INSTRUÇÕES DA TAREFA> Segundo o texto sobre Maradona, ao lado de quem ele já ocupa o altar depois de morto?

TRECHO DO TEXTO>
┄┄┄┄┄┄
Maradona encarnava a glória e a decadência a que estão acostumados nossos hermanos argentinos. Egocêntrico, por vezes debochado, ele elevava seus conterrâneos aos céus com seu sucesso. Demasiado humano, quando caía, carregava consigo a nação.
Vivo, significava o resquício do orgulho de um país que já quase não consegue se lembrar de sua idade de ouro, em que Buenos Aires era comparada às capitais europeias. Morto, Diego Armando já ocupa o altar onde estão Juan Domingo Perón, Evita e Carlos Gardel.
Com "la mano de Diós", ele levou a Argentina a conquistar o Mundial no México em uma vitória dentro das quatro linhas, mas que tinha um significado político maior: a vingança em relação à Inglaterra pela derrota da Guerra das Malvinas, algo nunca engolido pelos argentinos, sejam eles de direita ou de esquerda.
Desde que deixou o futebol, Maradona representava a queda vertiginosa da Argentina. Seu drama pessoal concorria em paralelo com a degradação econômica do país e de sua população. Dos tempos da paridade artificial do dólar e do peso, no governo neoliberal de Carlos Menem, sobrou a conta amarga de quase 20 anos em que nem a esquerda nem a direita, de volta ao poder com Mauricio Macri, conseguiram saldar.
┄┄┄┄┄┄
[Entradas de dados coletadas]
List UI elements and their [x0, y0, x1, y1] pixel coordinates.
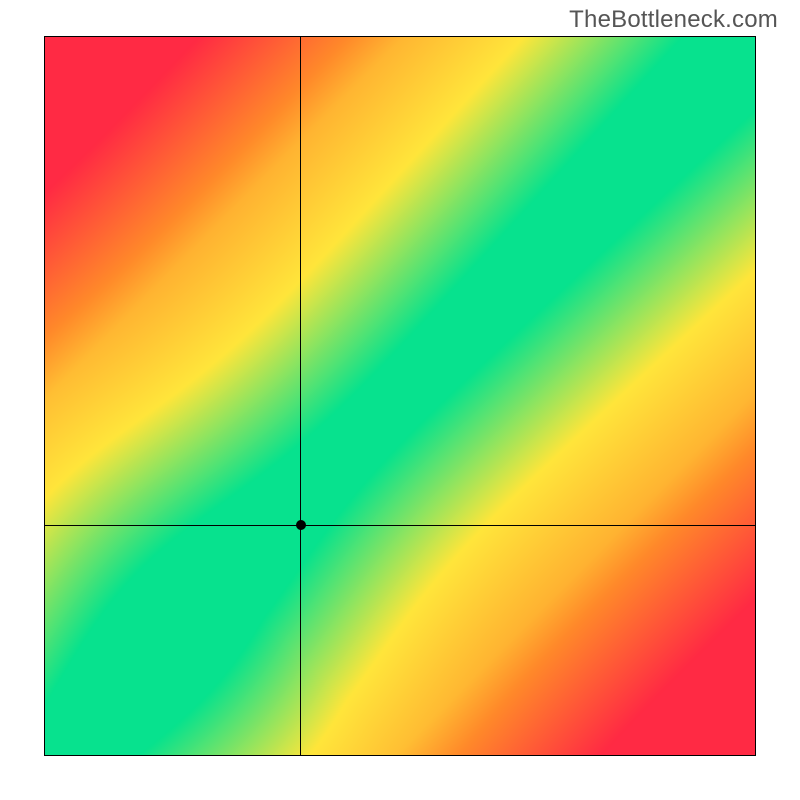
- plot-border: [44, 36, 756, 756]
- watermark-text: TheBottleneck.com: [569, 6, 778, 34]
- crosshair-vertical: [300, 37, 301, 755]
- crosshair-horizontal: [45, 525, 755, 526]
- crosshair-marker: [296, 520, 306, 530]
- chart-container: TheBottleneck.com: [0, 0, 800, 800]
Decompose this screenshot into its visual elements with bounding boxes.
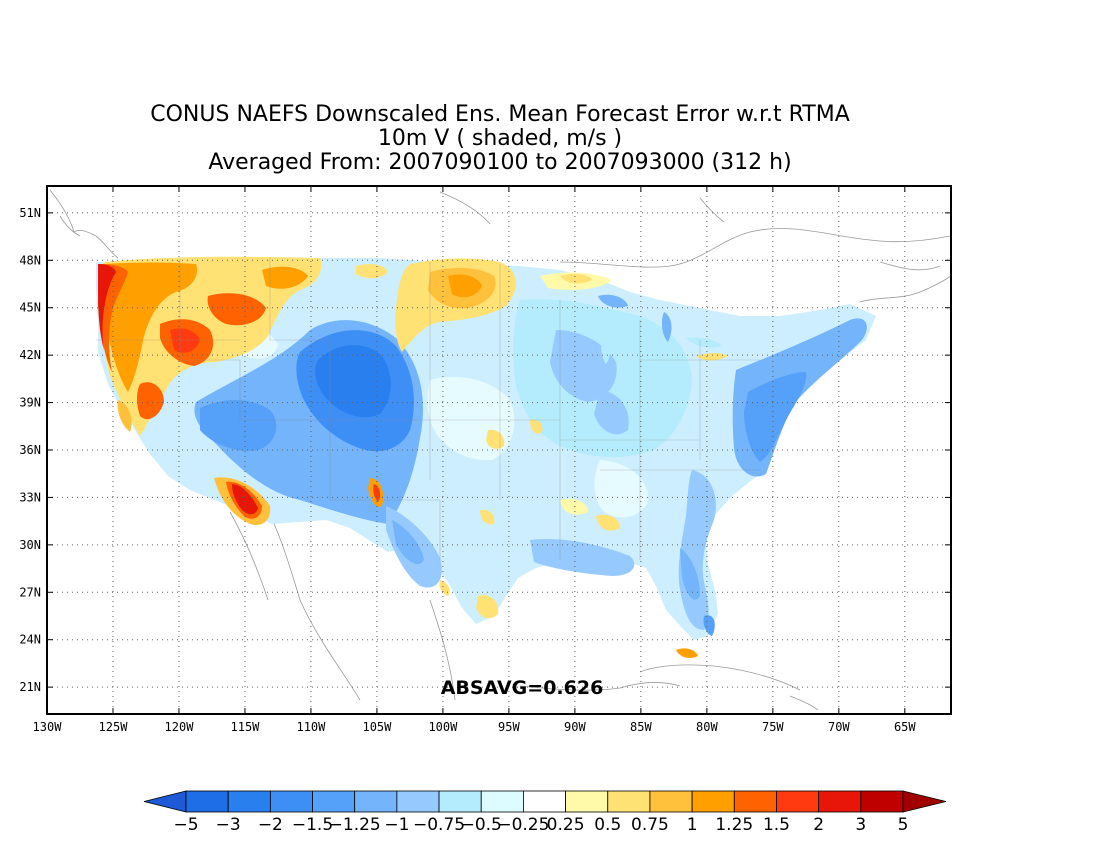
┄┄┄┄┄┄
RESPOSTA ESCRITA> Ao lado de Juan Domingo Perón, Evita e Carlos Gardel.